### What you need to do
Report back each line of the records that contains the string "output".

### Exercise input
<<<<
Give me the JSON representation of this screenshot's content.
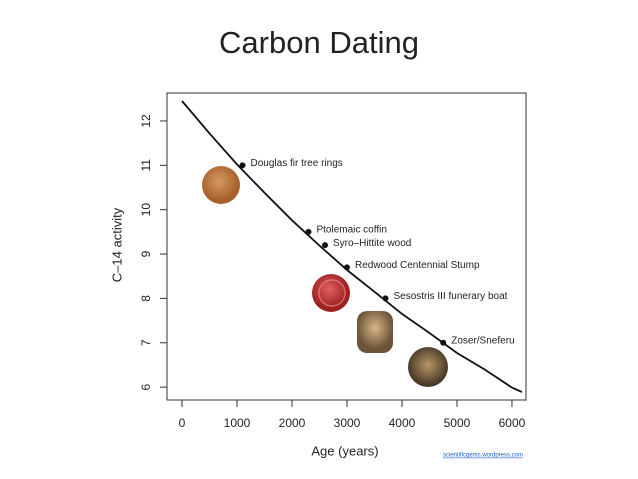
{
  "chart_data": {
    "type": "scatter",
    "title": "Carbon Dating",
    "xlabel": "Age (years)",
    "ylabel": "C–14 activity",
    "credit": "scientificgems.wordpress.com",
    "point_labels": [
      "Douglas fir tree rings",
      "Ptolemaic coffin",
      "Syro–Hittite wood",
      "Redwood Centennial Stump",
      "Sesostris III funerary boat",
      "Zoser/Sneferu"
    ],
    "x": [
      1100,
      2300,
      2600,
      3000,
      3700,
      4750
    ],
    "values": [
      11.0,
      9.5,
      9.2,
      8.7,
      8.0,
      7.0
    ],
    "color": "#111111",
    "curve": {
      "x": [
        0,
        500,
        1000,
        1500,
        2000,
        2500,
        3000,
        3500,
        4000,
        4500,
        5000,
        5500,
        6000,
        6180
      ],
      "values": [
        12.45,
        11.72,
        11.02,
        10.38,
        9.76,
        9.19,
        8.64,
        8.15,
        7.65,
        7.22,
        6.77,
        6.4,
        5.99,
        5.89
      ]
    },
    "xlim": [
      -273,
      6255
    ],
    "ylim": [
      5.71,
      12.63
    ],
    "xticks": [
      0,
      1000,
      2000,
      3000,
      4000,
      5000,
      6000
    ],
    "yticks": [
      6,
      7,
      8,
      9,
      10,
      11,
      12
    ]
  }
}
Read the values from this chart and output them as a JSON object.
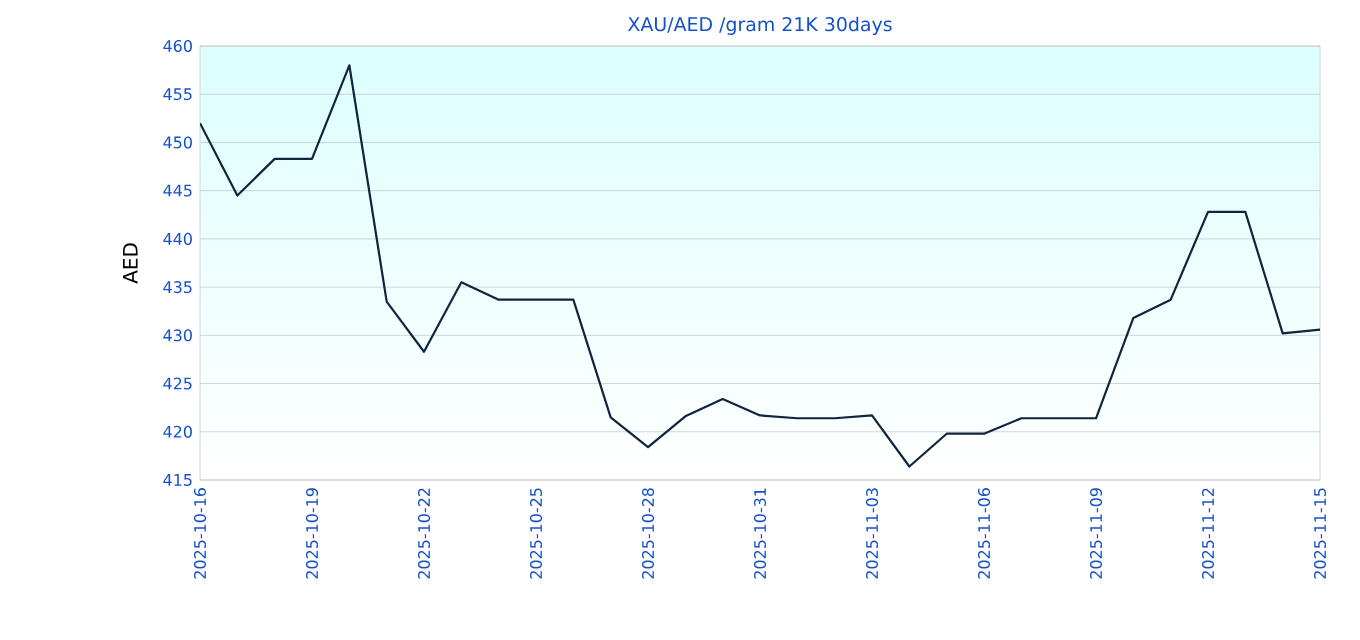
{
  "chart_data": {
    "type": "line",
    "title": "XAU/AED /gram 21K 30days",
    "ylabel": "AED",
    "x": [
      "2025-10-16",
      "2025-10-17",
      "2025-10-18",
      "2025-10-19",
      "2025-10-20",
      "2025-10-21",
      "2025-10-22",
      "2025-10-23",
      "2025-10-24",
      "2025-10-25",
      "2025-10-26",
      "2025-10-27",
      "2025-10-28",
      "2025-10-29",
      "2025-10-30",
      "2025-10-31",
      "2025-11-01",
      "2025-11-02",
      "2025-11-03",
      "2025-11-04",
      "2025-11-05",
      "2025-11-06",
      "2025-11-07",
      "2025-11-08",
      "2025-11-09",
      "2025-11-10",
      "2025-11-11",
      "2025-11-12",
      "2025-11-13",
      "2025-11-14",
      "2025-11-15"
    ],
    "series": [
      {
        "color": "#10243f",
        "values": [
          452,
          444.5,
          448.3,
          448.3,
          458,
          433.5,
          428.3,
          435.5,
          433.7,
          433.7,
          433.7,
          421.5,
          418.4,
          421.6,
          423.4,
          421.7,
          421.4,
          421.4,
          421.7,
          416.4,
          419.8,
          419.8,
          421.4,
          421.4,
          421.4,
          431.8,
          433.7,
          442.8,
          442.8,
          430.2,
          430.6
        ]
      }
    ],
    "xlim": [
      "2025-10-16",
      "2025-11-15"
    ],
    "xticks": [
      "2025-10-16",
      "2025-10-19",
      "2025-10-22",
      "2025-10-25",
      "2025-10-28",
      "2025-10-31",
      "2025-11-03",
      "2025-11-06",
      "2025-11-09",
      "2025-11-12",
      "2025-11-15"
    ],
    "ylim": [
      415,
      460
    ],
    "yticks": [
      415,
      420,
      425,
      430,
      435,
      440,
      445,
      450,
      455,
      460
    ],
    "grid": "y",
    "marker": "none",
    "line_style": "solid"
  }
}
>>>>
<<<<
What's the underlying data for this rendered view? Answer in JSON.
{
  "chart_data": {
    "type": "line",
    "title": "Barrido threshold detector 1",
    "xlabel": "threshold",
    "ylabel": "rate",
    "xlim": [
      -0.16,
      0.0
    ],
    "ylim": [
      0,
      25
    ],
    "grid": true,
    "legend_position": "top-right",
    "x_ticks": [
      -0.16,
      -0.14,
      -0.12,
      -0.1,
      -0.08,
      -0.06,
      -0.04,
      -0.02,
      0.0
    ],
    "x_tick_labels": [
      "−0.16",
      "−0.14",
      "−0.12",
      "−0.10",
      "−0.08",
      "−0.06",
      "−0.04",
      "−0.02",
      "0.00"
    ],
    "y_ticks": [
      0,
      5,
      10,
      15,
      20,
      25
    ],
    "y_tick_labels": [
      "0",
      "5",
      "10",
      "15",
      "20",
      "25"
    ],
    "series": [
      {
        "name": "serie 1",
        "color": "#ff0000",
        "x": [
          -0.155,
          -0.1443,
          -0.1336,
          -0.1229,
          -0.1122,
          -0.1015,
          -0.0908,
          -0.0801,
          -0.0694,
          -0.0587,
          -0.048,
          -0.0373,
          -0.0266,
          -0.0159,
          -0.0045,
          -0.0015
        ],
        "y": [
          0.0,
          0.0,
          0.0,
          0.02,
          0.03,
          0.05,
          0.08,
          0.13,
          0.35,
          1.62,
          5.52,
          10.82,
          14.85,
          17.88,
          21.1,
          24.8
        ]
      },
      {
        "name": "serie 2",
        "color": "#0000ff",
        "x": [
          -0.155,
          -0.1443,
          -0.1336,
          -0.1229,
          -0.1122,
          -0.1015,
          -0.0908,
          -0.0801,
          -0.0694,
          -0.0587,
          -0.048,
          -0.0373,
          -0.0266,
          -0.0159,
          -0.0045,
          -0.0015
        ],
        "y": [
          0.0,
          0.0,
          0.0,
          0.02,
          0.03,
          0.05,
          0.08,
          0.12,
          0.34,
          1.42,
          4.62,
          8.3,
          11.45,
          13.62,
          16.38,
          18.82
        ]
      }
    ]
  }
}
>>>>
<<<<
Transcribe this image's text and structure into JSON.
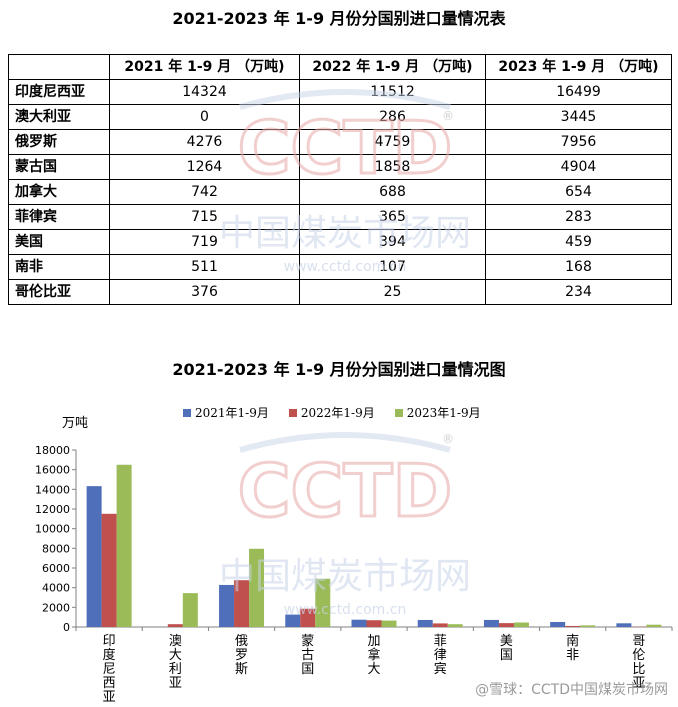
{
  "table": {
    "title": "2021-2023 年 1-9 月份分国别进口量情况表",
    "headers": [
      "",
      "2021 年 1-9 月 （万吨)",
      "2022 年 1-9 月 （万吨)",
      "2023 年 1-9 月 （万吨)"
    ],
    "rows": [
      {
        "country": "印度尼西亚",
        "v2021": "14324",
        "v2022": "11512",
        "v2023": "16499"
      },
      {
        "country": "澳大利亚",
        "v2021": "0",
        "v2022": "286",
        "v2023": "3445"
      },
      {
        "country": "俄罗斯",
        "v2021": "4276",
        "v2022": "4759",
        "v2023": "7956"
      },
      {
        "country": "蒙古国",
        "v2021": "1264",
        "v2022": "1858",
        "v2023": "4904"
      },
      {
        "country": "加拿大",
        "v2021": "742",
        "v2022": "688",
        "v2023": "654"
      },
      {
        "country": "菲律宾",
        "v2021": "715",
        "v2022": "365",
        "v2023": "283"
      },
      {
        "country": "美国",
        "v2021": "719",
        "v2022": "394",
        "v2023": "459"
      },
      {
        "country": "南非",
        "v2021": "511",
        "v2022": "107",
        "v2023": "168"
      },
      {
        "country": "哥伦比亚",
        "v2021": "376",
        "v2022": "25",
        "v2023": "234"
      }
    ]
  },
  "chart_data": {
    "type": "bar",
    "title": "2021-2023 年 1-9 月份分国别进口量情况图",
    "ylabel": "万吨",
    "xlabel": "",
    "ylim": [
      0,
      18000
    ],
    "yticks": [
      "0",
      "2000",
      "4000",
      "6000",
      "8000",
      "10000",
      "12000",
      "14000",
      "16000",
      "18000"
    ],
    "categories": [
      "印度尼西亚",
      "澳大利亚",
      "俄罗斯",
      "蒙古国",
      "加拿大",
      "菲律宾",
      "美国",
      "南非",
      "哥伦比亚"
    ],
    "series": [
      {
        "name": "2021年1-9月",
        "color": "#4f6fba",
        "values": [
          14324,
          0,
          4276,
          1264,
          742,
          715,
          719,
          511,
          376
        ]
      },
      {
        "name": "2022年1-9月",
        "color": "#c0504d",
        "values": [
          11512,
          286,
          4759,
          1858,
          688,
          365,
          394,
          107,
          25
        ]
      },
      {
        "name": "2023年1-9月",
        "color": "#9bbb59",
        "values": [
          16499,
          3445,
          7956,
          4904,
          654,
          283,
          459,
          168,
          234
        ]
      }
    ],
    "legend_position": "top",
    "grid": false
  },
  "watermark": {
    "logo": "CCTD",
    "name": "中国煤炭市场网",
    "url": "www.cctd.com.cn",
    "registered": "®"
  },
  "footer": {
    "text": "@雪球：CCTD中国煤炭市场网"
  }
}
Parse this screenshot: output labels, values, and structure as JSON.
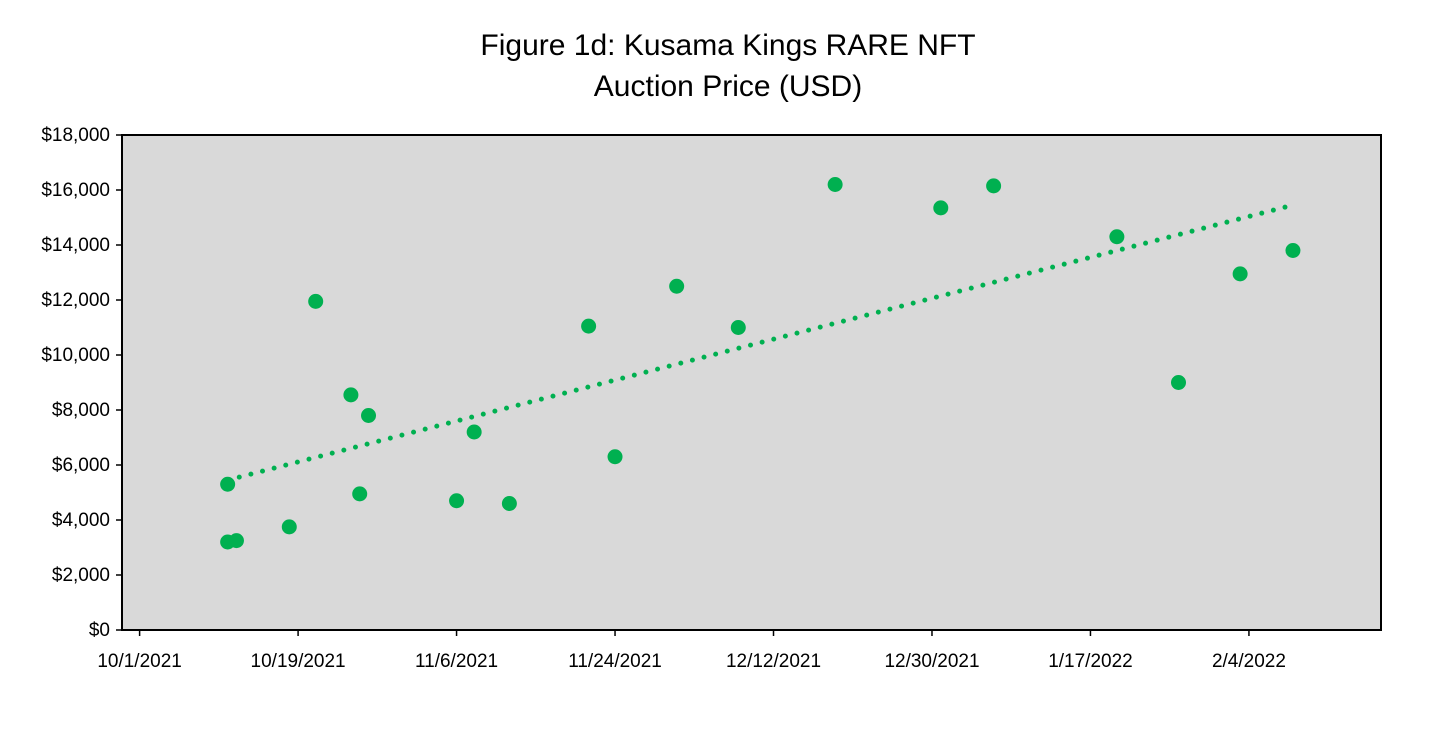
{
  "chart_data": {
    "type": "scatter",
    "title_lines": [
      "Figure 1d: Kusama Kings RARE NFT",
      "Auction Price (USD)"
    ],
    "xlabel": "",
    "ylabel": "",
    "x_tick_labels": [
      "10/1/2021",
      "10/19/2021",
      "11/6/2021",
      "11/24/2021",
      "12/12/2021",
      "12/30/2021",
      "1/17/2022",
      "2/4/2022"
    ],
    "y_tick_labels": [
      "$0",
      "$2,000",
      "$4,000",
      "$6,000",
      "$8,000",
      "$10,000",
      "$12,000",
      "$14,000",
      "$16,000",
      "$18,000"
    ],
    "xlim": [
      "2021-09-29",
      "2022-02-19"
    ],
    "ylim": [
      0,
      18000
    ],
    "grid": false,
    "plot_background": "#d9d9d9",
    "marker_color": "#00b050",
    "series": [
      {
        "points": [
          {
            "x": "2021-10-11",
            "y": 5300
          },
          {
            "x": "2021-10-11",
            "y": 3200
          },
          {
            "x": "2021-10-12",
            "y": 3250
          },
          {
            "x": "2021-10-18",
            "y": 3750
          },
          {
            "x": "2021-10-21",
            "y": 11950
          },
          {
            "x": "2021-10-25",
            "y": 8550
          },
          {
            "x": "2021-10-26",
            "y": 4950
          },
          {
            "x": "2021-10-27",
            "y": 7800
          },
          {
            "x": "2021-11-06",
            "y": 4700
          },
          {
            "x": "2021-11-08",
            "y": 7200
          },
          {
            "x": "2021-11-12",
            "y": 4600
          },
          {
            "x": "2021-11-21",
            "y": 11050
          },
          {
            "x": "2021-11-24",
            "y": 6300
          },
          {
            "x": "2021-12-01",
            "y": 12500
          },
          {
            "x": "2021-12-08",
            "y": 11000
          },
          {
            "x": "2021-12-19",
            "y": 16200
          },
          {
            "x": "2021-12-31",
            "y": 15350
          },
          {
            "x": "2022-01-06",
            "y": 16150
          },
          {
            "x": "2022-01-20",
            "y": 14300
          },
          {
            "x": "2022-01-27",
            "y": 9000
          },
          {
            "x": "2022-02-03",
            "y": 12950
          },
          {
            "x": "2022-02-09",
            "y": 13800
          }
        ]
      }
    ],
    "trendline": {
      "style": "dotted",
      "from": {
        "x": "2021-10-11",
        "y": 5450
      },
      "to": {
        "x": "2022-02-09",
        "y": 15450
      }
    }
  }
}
>>>>
### Correct response
Read the values from this chart and output them as a JSON object.
Parse this screenshot: output labels, values, and structure as JSON.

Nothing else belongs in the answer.